■ **STATED EXERCISE**
Could you print every record below exactly as it appears?

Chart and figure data
┄┄┄┄┄┄

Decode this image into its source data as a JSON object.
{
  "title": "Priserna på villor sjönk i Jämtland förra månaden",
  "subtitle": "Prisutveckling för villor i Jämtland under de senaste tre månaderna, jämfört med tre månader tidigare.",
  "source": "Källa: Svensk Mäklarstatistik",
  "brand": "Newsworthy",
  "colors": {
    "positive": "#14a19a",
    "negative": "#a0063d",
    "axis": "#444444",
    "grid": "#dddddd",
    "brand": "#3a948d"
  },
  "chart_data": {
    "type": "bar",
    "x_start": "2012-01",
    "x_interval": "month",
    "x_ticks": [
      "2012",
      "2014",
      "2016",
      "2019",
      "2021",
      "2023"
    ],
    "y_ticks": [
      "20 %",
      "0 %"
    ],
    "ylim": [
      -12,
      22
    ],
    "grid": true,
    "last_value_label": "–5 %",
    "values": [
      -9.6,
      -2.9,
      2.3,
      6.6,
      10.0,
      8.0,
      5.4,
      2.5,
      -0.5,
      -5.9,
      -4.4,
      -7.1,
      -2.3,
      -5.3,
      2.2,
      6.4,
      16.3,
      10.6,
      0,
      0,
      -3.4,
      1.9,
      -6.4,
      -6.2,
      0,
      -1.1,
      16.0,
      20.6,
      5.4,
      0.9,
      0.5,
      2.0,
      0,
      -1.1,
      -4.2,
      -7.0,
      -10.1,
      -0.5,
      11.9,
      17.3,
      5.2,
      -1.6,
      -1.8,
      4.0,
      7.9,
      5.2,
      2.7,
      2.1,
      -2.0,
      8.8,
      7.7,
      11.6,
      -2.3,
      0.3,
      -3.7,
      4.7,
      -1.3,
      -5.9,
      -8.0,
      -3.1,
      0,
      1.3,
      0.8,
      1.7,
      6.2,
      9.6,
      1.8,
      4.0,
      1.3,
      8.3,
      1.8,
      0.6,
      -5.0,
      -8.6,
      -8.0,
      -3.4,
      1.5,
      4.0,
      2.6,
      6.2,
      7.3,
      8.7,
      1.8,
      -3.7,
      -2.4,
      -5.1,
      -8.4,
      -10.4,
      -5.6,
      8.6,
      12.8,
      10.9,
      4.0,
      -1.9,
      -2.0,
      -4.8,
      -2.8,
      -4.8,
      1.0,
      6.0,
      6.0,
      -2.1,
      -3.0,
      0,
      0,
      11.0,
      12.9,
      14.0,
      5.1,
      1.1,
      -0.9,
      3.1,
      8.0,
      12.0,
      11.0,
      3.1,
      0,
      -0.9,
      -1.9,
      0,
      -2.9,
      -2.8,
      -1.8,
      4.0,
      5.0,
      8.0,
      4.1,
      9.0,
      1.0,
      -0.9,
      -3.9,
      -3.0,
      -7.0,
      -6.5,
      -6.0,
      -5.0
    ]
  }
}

┄┄┄┄┄┄

■ **TASK SOLUTION**
Decode this image into its source data as a JSON object.
{
  "title": "Priserna på villor sjönk i Jämtland förra månaden",
  "subtitle": "Prisutveckling för villor i Jämtland under de senaste tre månaderna, jämfört med tre månader tidigare.",
  "source": "Källa: Svensk Mäklarstatistik",
  "brand": "Newsworthy",
  "colors": {
    "positive": "#14a19a",
    "negative": "#a0063d",
    "axis": "#444444",
    "grid": "#dddddd",
    "brand": "#3a948d"
  },
  "chart_data": {
    "type": "bar",
    "x_start": "2012-01",
    "x_interval": "month",
    "x_ticks": [
      "2012",
      "2014",
      "2016",
      "2019",
      "2021",
      "2023"
    ],
    "y_ticks": [
      "20 %",
      "0 %"
    ],
    "ylim": [
      -12,
      22
    ],
    "grid": true,
    "last_value_label": "–5 %",
    "values": [
      -9.6,
      -2.9,
      2.3,
      6.6,
      10.0,
      8.0,
      5.4,
      2.5,
      -0.5,
      -5.9,
      -4.4,
      -7.1,
      -2.3,
      -5.3,
      2.2,
      6.4,
      16.3,
      10.6,
      0,
      0,
      -3.4,
      1.9,
      -6.4,
      -6.2,
      0,
      -1.1,
      16.0,
      20.6,
      5.4,
      0.9,
      0.5,
      2.0,
      0,
      -1.1,
      -4.2,
      -7.0,
      -10.1,
      -0.5,
      11.9,
      17.3,
      5.2,
      -1.6,
      -1.8,
      4.0,
      7.9,
      5.2,
      2.7,
      2.1,
      -2.0,
      8.8,
      7.7,
      11.6,
      -2.3,
      0.3,
      -3.7,
      4.7,
      -1.3,
      -5.9,
      -8.0,
      -3.1,
      0,
      1.3,
      0.8,
      1.7,
      6.2,
      9.6,
      1.8,
      4.0,
      1.3,
      8.3,
      1.8,
      0.6,
      -5.0,
      -8.6,
      -8.0,
      -3.4,
      1.5,
      4.0,
      2.6,
      6.2,
      7.3,
      8.7,
      1.8,
      -3.7,
      -2.4,
      -5.1,
      -8.4,
      -10.4,
      -5.6,
      8.6,
      12.8,
      10.9,
      4.0,
      -1.9,
      -2.0,
      -4.8,
      -2.8,
      -4.8,
      1.0,
      6.0,
      6.0,
      -2.1,
      -3.0,
      0,
      0,
      11.0,
      12.9,
      14.0,
      5.1,
      1.1,
      -0.9,
      3.1,
      8.0,
      12.0,
      11.0,
      3.1,
      0,
      -0.9,
      -1.9,
      0,
      -2.9,
      -2.8,
      -1.8,
      4.0,
      5.0,
      8.0,
      4.1,
      9.0,
      1.0,
      -0.9,
      -3.9,
      -3.0,
      -7.0,
      -6.5,
      -6.0,
      -5.0
    ]
  }
}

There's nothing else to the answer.